[Page images and their text]
▼▼▼

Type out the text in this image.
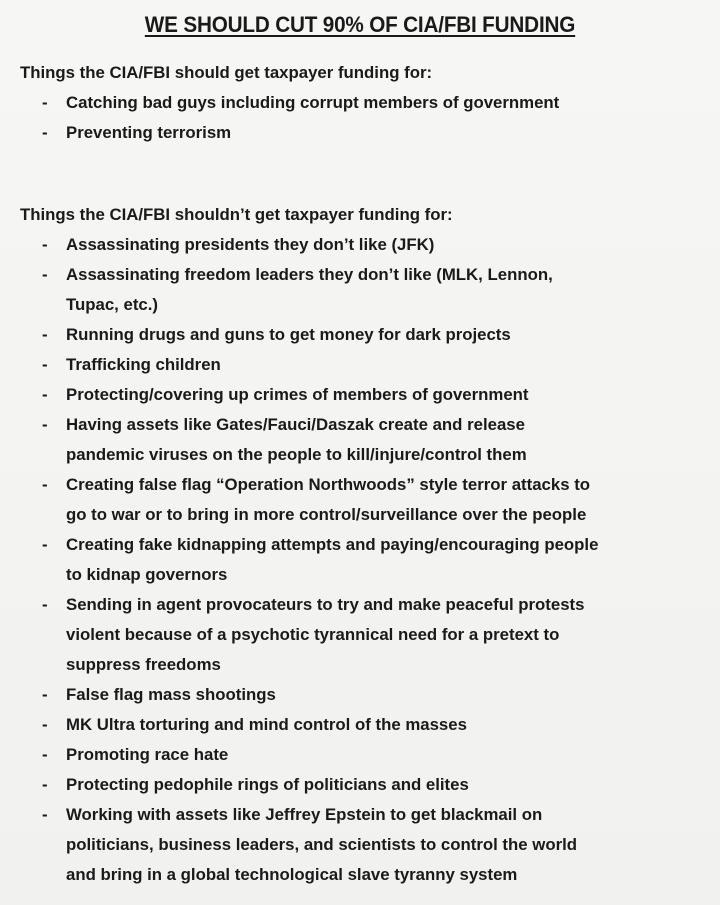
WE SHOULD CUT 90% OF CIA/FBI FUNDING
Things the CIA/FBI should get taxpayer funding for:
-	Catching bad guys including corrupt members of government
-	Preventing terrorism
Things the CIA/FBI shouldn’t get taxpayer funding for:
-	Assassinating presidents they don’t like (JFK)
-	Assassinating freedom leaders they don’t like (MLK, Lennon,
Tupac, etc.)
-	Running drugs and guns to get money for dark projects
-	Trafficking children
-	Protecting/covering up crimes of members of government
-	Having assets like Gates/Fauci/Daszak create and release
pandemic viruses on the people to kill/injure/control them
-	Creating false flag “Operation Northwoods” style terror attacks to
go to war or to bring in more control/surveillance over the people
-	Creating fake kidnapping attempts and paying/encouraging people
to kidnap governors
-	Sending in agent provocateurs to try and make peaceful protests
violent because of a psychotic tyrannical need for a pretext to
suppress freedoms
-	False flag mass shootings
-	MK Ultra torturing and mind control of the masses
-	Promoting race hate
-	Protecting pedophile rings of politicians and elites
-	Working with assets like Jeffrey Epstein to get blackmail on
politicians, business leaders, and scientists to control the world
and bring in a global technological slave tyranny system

▲▲▲
▼▼▼

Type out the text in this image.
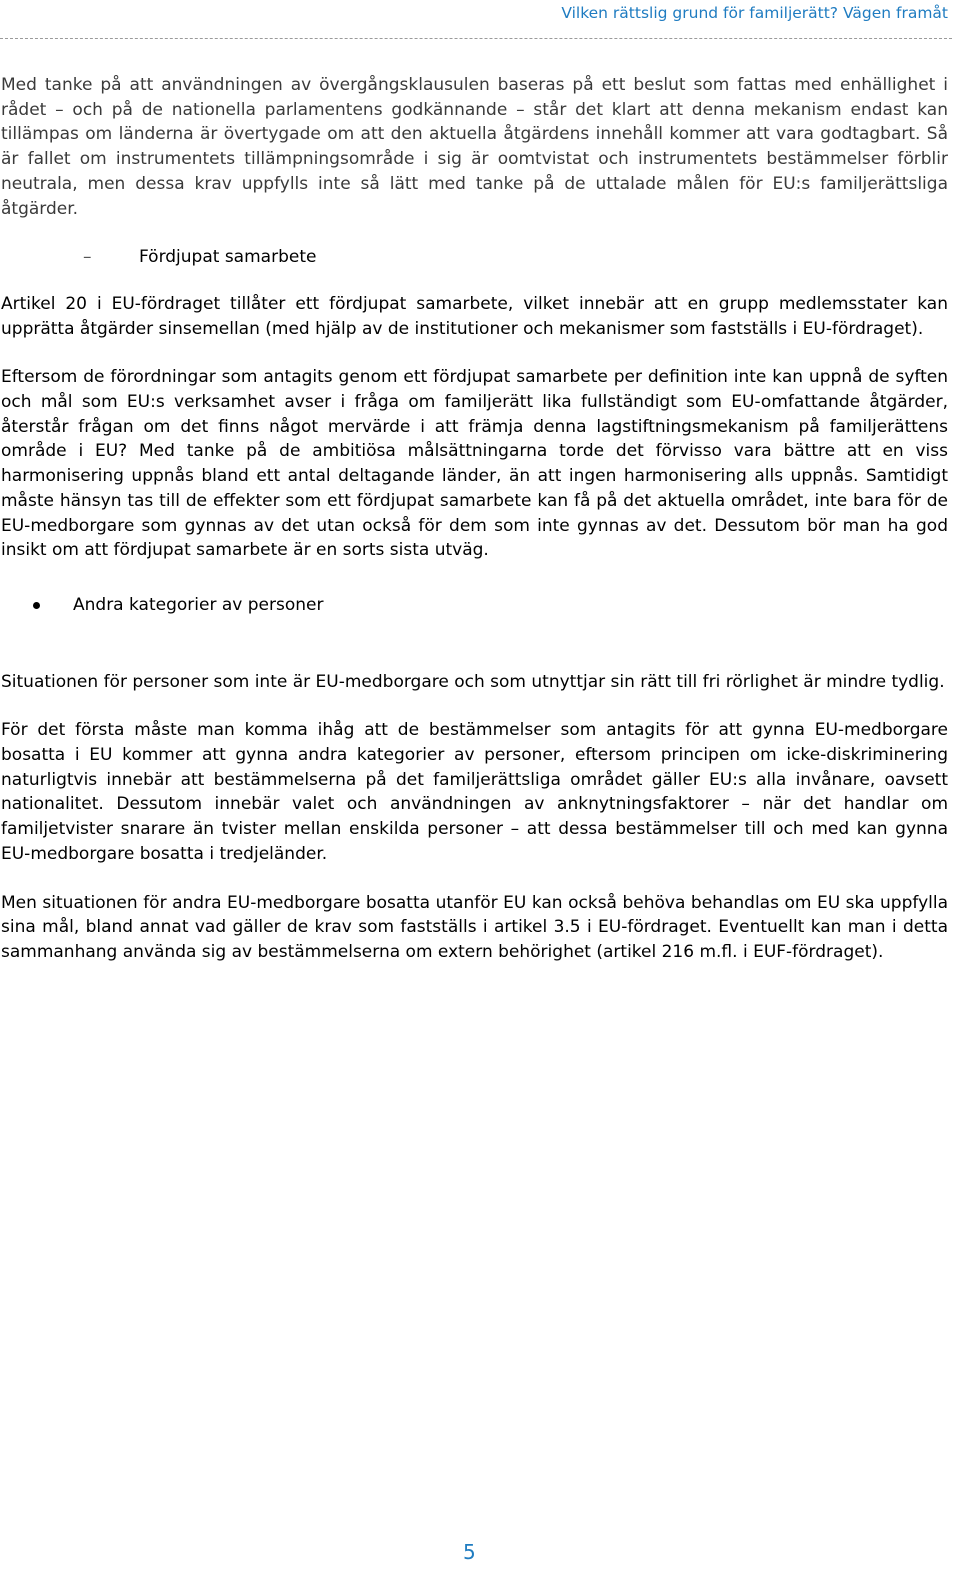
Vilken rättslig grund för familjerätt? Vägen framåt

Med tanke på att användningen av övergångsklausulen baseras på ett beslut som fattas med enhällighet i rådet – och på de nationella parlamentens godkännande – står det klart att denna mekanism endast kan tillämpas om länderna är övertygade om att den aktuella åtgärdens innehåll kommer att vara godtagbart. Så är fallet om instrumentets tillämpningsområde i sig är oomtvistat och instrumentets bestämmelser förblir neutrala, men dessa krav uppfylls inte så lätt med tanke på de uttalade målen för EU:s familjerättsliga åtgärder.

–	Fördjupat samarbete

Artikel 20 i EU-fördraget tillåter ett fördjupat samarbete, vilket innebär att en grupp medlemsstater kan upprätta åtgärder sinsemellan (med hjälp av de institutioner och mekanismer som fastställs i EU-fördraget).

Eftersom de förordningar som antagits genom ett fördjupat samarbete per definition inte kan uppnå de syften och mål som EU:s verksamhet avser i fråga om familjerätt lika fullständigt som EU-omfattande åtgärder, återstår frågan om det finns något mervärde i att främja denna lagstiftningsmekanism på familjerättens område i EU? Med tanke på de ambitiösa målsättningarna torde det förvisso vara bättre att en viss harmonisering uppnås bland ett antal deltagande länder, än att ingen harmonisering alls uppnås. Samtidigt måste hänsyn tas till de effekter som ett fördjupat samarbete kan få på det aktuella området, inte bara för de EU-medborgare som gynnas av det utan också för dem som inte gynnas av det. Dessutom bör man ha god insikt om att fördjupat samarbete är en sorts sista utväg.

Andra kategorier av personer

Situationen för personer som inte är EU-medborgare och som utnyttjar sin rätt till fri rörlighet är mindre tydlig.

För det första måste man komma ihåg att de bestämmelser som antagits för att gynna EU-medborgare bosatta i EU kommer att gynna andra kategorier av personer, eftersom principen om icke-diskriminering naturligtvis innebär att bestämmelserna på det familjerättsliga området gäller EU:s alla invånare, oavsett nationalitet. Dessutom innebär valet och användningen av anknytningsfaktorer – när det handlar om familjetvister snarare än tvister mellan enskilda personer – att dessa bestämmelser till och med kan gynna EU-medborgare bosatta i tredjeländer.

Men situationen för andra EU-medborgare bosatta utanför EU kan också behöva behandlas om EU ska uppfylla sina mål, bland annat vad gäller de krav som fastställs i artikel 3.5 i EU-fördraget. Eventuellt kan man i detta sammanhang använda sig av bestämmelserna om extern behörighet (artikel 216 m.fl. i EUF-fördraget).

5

▲▲▲

• **Exercise instructions**:
Where a line in the records above holds the string "Things", it counts toward the total; give that total alone.

• **Task response**:
2